*Set task*:
Write the data out again, character for character, with no images.

--- --- ---

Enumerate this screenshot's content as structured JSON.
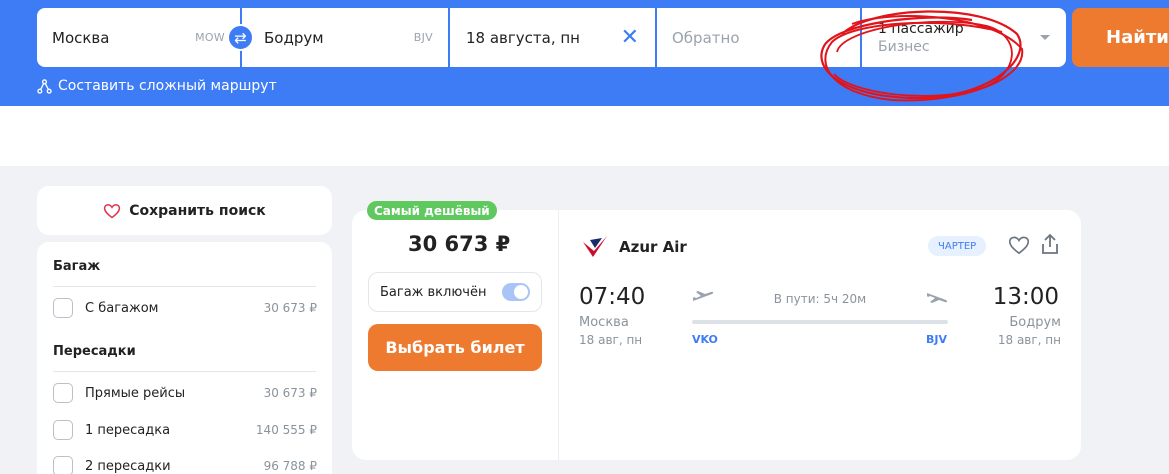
{
  "search": {
    "from_city": "Москва",
    "from_code": "MOW",
    "to_city": "Бодрум",
    "to_code": "BJV",
    "date": "18 августа, пн",
    "return_placeholder": "Обратно",
    "passengers": "1 пассажир",
    "class": "Бизнес",
    "find_label": "Найти",
    "complex_route_label": "Составить сложный маршрут"
  },
  "sidebar": {
    "save_search_label": "Сохранить поиск",
    "baggage_title": "Багаж",
    "baggage_items": [
      {
        "label": "С багажом",
        "price": "30 673 ₽"
      }
    ],
    "transfers_title": "Пересадки",
    "transfer_items": [
      {
        "label": "Прямые рейсы",
        "price": "30 673 ₽"
      },
      {
        "label": "1 пересадка",
        "price": "140 555 ₽"
      },
      {
        "label": "2 пересадки",
        "price": "96 788 ₽"
      }
    ]
  },
  "ticket": {
    "badge": "Самый дешёвый",
    "price": "30 673 ₽",
    "baggage_label": "Багаж включён",
    "baggage_included": true,
    "choose_label": "Выбрать билет",
    "airline": "Azur Air",
    "charter_label": "ЧАРТЕР",
    "dep_time": "07:40",
    "dep_city": "Москва",
    "dep_date": "18 авг, пн",
    "dep_airport": "VKO",
    "arr_time": "13:00",
    "arr_city": "Бодрум",
    "arr_date": "18 авг, пн",
    "arr_airport": "BJV",
    "duration": "В пути: 5ч 20м"
  },
  "colors": {
    "brand_blue": "#3e7cf6",
    "accent_orange": "#ee7a30",
    "badge_green": "#5fc85f",
    "annotation_red": "#e0141a"
  }
}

--- --- ---

*The answer*:
Enumerate this screenshot's content as structured JSON.
{
  "search": {
    "from_city": "Москва",
    "from_code": "MOW",
    "to_city": "Бодрум",
    "to_code": "BJV",
    "date": "18 августа, пн",
    "return_placeholder": "Обратно",
    "passengers": "1 пассажир",
    "class": "Бизнес",
    "find_label": "Найти",
    "complex_route_label": "Составить сложный маршрут"
  },
  "sidebar": {
    "save_search_label": "Сохранить поиск",
    "baggage_title": "Багаж",
    "baggage_items": [
      {
        "label": "С багажом",
        "price": "30 673 ₽"
      }
    ],
    "transfers_title": "Пересадки",
    "transfer_items": [
      {
        "label": "Прямые рейсы",
        "price": "30 673 ₽"
      },
      {
        "label": "1 пересадка",
        "price": "140 555 ₽"
      },
      {
        "label": "2 пересадки",
        "price": "96 788 ₽"
      }
    ]
  },
  "ticket": {
    "badge": "Самый дешёвый",
    "price": "30 673 ₽",
    "baggage_label": "Багаж включён",
    "baggage_included": true,
    "choose_label": "Выбрать билет",
    "airline": "Azur Air",
    "charter_label": "ЧАРТЕР",
    "dep_time": "07:40",
    "dep_city": "Москва",
    "dep_date": "18 авг, пн",
    "dep_airport": "VKO",
    "arr_time": "13:00",
    "arr_city": "Бодрум",
    "arr_date": "18 авг, пн",
    "arr_airport": "BJV",
    "duration": "В пути: 5ч 20м"
  },
  "colors": {
    "brand_blue": "#3e7cf6",
    "accent_orange": "#ee7a30",
    "badge_green": "#5fc85f",
    "annotation_red": "#e0141a"
  }
}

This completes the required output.